● **WHAT YOU NEED TO DO**: Below are the records; copy each line in them that holds the word "text".

● **ROWS**:
___
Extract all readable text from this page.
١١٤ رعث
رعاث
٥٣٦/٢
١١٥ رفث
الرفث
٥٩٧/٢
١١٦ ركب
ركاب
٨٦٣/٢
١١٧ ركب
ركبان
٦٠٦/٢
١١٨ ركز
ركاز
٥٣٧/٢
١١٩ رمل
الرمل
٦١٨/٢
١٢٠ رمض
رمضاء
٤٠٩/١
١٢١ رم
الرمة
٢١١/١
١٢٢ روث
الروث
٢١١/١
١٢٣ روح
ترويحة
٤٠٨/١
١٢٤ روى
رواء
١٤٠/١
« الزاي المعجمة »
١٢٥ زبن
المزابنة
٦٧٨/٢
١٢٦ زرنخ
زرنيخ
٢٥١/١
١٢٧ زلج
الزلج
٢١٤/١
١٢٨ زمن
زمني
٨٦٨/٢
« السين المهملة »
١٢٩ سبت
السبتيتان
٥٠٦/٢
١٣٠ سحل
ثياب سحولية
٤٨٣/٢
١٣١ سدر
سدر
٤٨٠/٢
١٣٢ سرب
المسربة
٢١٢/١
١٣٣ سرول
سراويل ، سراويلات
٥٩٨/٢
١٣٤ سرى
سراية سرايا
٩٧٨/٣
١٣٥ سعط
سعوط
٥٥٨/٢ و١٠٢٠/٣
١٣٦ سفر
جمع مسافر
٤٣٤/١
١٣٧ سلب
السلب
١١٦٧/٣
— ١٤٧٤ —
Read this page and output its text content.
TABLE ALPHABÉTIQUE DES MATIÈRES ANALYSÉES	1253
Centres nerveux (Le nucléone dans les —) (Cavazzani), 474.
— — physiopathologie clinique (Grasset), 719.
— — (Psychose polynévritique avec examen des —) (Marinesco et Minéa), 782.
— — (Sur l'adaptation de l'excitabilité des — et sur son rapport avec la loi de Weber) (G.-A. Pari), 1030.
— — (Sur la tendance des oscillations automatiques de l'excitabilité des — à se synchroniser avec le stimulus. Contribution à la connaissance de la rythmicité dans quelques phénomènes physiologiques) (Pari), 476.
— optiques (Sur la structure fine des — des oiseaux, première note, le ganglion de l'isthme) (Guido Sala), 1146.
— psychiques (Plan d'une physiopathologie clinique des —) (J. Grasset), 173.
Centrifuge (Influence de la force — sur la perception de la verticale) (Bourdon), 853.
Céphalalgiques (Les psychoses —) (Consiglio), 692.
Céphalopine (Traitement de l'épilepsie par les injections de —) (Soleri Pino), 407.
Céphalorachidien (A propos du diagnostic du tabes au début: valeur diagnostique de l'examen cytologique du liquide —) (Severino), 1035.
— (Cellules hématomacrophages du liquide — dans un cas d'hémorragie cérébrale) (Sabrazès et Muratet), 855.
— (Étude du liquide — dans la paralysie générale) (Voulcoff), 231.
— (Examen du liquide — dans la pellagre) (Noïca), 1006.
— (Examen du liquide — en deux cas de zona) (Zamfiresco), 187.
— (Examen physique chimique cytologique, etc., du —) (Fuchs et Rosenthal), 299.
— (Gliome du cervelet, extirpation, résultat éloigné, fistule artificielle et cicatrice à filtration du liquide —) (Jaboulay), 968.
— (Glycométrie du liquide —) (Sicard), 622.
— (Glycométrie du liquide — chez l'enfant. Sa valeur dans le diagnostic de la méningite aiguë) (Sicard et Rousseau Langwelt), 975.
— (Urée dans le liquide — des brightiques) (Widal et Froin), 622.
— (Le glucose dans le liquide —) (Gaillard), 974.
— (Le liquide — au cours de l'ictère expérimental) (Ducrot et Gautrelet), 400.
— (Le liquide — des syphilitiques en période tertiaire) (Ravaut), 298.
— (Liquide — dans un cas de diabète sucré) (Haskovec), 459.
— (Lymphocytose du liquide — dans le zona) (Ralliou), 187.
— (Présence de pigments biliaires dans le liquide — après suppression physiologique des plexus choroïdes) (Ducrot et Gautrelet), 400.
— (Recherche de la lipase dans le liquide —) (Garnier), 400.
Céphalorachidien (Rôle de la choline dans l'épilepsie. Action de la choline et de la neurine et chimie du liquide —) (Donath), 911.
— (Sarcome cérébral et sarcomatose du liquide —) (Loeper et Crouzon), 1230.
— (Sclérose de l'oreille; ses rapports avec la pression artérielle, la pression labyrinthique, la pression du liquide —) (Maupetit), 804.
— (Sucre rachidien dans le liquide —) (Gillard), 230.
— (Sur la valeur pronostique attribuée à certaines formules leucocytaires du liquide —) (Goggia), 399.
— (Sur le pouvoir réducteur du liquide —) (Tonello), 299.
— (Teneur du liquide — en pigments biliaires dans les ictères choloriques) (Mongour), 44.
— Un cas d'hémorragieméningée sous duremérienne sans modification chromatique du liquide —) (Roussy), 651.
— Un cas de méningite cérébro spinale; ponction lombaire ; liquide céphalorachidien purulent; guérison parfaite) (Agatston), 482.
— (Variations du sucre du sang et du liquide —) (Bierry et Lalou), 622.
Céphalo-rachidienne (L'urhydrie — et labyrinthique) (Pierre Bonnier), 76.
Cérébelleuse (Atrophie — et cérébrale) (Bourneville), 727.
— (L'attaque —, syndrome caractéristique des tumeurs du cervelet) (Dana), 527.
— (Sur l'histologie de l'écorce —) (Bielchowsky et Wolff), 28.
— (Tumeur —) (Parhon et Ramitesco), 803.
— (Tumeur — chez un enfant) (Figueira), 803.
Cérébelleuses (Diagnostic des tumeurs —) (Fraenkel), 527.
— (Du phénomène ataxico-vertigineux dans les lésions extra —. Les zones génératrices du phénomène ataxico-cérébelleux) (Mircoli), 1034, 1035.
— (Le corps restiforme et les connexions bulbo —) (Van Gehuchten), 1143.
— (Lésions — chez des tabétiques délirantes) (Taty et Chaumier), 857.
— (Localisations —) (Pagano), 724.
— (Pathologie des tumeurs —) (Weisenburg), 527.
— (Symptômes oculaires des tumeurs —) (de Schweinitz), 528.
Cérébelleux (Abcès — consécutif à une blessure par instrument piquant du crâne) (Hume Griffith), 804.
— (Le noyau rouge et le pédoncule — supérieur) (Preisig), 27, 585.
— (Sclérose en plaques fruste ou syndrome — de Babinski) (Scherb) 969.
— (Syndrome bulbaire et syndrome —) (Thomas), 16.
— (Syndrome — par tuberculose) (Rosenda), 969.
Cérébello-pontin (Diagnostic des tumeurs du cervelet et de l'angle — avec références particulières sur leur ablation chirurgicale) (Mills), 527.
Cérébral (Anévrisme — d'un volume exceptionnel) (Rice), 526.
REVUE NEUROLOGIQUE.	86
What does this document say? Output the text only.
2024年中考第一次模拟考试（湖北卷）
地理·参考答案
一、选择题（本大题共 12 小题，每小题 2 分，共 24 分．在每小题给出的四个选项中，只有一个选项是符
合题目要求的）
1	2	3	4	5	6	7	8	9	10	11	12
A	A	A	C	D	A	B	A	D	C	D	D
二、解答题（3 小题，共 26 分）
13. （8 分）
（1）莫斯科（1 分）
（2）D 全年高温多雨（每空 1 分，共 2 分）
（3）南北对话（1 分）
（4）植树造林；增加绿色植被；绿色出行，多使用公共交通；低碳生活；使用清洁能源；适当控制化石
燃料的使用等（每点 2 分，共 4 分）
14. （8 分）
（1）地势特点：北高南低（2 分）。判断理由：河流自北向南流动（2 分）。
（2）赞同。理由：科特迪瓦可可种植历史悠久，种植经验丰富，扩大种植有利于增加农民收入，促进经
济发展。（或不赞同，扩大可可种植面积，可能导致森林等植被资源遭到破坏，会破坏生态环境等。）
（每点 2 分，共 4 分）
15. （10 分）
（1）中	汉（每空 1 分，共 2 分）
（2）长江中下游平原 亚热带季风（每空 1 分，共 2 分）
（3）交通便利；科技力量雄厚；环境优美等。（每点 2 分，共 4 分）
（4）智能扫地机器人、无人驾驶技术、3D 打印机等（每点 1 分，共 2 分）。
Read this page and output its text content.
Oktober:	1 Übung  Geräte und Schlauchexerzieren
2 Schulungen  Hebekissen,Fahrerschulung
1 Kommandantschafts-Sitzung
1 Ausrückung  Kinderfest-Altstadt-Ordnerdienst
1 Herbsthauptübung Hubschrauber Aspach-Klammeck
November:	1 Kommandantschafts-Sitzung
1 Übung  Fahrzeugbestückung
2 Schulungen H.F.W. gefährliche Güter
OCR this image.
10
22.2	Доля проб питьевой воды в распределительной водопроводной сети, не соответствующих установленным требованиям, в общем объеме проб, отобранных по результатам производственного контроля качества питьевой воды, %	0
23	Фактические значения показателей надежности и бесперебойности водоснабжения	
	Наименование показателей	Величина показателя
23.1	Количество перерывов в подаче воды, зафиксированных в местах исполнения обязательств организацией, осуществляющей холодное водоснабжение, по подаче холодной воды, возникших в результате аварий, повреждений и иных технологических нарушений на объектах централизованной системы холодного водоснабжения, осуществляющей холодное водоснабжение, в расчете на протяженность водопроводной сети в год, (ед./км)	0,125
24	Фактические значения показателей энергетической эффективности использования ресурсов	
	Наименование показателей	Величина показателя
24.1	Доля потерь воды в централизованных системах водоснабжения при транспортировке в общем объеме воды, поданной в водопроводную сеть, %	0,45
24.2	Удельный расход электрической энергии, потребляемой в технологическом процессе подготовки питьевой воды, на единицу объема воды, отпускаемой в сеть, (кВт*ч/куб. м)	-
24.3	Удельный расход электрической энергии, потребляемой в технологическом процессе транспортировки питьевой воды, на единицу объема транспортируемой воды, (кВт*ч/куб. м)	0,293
___
● **EXERCISE ANSWER**:
Extract all readable text from this page.
Read this page and output its text content.
What does this document say? Output the text only.
Read this page and output its text content.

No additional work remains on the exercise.